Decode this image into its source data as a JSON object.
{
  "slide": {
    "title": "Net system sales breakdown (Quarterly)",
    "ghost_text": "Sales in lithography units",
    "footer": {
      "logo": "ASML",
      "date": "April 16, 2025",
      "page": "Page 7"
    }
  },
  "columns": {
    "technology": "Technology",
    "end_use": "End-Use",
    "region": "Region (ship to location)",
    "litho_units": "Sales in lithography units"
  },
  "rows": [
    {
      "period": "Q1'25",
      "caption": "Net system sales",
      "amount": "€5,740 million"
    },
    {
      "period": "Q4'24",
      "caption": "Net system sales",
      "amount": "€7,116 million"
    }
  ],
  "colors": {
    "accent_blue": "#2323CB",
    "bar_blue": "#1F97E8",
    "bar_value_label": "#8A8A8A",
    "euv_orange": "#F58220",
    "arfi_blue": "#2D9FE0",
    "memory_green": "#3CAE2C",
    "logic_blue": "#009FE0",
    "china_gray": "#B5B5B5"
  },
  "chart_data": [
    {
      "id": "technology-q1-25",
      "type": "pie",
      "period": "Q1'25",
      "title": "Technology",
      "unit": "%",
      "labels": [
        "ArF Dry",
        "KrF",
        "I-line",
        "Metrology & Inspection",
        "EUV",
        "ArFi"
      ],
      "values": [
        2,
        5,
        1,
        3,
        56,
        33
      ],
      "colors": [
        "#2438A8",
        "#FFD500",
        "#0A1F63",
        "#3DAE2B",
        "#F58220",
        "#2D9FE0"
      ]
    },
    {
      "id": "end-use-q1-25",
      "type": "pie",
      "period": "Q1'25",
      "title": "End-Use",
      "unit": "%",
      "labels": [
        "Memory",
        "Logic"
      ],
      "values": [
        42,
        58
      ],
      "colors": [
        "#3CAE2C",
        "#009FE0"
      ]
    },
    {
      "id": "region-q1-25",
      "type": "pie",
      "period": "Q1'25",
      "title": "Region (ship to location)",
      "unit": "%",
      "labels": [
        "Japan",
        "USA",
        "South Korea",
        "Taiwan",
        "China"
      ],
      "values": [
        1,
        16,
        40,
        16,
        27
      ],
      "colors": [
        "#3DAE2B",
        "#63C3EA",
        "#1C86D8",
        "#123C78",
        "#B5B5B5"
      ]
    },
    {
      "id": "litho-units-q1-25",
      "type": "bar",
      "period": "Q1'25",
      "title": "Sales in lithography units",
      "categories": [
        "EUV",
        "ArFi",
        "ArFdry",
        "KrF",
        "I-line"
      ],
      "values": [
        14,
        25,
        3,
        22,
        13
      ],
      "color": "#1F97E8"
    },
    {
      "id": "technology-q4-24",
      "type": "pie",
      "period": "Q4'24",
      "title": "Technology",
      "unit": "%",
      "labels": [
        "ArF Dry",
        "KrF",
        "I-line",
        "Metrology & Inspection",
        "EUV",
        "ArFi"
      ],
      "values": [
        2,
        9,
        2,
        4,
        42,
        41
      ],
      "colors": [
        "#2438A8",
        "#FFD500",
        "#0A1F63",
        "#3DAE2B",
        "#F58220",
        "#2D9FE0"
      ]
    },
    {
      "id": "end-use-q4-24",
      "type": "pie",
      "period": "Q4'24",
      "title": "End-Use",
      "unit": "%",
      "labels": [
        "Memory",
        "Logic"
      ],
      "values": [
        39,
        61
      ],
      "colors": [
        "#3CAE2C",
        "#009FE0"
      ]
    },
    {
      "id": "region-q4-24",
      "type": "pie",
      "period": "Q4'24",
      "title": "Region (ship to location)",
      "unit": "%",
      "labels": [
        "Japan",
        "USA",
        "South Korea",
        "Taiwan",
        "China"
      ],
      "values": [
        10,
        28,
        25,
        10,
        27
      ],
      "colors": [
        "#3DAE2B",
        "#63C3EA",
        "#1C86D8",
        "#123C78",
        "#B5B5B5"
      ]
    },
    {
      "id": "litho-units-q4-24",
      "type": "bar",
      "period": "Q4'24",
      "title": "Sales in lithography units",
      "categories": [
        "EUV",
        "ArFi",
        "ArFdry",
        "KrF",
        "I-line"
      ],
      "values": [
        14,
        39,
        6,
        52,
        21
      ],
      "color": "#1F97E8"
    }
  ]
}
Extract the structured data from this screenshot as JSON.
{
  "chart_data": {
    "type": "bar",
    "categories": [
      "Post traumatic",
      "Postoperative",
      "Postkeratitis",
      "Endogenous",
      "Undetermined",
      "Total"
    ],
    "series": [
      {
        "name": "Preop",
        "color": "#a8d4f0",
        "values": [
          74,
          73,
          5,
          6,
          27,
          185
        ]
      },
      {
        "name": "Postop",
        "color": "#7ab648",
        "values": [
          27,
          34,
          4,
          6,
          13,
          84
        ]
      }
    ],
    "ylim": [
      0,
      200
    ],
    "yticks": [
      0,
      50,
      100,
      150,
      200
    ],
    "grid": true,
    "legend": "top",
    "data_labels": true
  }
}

════════════════════

(INSTRUCTION): Write out every entry again, keeping each line exactly the same.

(ANSWER TO THE PROBLEM):
Decode this image into its source data as a JSON object.
{
  "slide": {
    "title": "Net system sales breakdown (Quarterly)",
    "ghost_text": "Sales in lithography units",
    "footer": {
      "logo": "ASML",
      "date": "April 16, 2025",
      "page": "Page 7"
    }
  },
  "columns": {
    "technology": "Technology",
    "end_use": "End-Use",
    "region": "Region (ship to location)",
    "litho_units": "Sales in lithography units"
  },
  "rows": [
    {
      "period": "Q1'25",
      "caption": "Net system sales",
      "amount": "€5,740 million"
    },
    {
      "period": "Q4'24",
      "caption": "Net system sales",
      "amount": "€7,116 million"
    }
  ],
  "colors": {
    "accent_blue": "#2323CB",
    "bar_blue": "#1F97E8",
    "bar_value_label": "#8A8A8A",
    "euv_orange": "#F58220",
    "arfi_blue": "#2D9FE0",
    "memory_green": "#3CAE2C",
    "logic_blue": "#009FE0",
    "china_gray": "#B5B5B5"
  },
  "chart_data": [
    {
      "id": "technology-q1-25",
      "type": "pie",
      "period": "Q1'25",
      "title": "Technology",
      "unit": "%",
      "labels": [
        "ArF Dry",
        "KrF",
        "I-line",
        "Metrology & Inspection",
        "EUV",
        "ArFi"
      ],
      "values": [
        2,
        5,
        1,
        3,
        56,
        33
      ],
      "colors": [
        "#2438A8",
        "#FFD500",
        "#0A1F63",
        "#3DAE2B",
        "#F58220",
        "#2D9FE0"
      ]
    },
    {
      "id": "end-use-q1-25",
      "type": "pie",
      "period": "Q1'25",
      "title": "End-Use",
      "unit": "%",
      "labels": [
        "Memory",
        "Logic"
      ],
      "values": [
        42,
        58
      ],
      "colors": [
        "#3CAE2C",
        "#009FE0"
      ]
    },
    {
      "id": "region-q1-25",
      "type": "pie",
      "period": "Q1'25",
      "title": "Region (ship to location)",
      "unit": "%",
      "labels": [
        "Japan",
        "USA",
        "South Korea",
        "Taiwan",
        "China"
      ],
      "values": [
        1,
        16,
        40,
        16,
        27
      ],
      "colors": [
        "#3DAE2B",
        "#63C3EA",
        "#1C86D8",
        "#123C78",
        "#B5B5B5"
      ]
    },
    {
      "id": "litho-units-q1-25",
      "type": "bar",
      "period": "Q1'25",
      "title": "Sales in lithography units",
      "categories": [
        "EUV",
        "ArFi",
        "ArFdry",
        "KrF",
        "I-line"
      ],
      "values": [
        14,
        25,
        3,
        22,
        13
      ],
      "color": "#1F97E8"
    },
    {
      "id": "technology-q4-24",
      "type": "pie",
      "period": "Q4'24",
      "title": "Technology",
      "unit": "%",
      "labels": [
        "ArF Dry",
        "KrF",
        "I-line",
        "Metrology & Inspection",
        "EUV",
        "ArFi"
      ],
      "values": [
        2,
        9,
        2,
        4,
        42,
        41
      ],
      "colors": [
        "#2438A8",
        "#FFD500",
        "#0A1F63",
        "#3DAE2B",
        "#F58220",
        "#2D9FE0"
      ]
    },
    {
      "id": "end-use-q4-24",
      "type": "pie",
      "period": "Q4'24",
      "title": "End-Use",
      "unit": "%",
      "labels": [
        "Memory",
        "Logic"
      ],
      "values": [
        39,
        61
      ],
      "colors": [
        "#3CAE2C",
        "#009FE0"
      ]
    },
    {
      "id": "region-q4-24",
      "type": "pie",
      "period": "Q4'24",
      "title": "Region (ship to location)",
      "unit": "%",
      "labels": [
        "Japan",
        "USA",
        "South Korea",
        "Taiwan",
        "China"
      ],
      "values": [
        10,
        28,
        25,
        10,
        27
      ],
      "colors": [
        "#3DAE2B",
        "#63C3EA",
        "#1C86D8",
        "#123C78",
        "#B5B5B5"
      ]
    },
    {
      "id": "litho-units-q4-24",
      "type": "bar",
      "period": "Q4'24",
      "title": "Sales in lithography units",
      "categories": [
        "EUV",
        "ArFi",
        "ArFdry",
        "KrF",
        "I-line"
      ],
      "values": [
        14,
        39,
        6,
        52,
        21
      ],
      "color": "#1F97E8"
    }
  ]
}
Extract the structured data from this screenshot as JSON.
{
  "chart_data": {
    "type": "bar",
    "categories": [
      "Post traumatic",
      "Postoperative",
      "Postkeratitis",
      "Endogenous",
      "Undetermined",
      "Total"
    ],
    "series": [
      {
        "name": "Preop",
        "color": "#a8d4f0",
        "values": [
          74,
          73,
          5,
          6,
          27,
          185
        ]
      },
      {
        "name": "Postop",
        "color": "#7ab648",
        "values": [
          27,
          34,
          4,
          6,
          13,
          84
        ]
      }
    ],
    "ylim": [
      0,
      200
    ],
    "yticks": [
      0,
      50,
      100,
      150,
      200
    ],
    "grid": true,
    "legend": "top",
    "data_labels": true
  }
}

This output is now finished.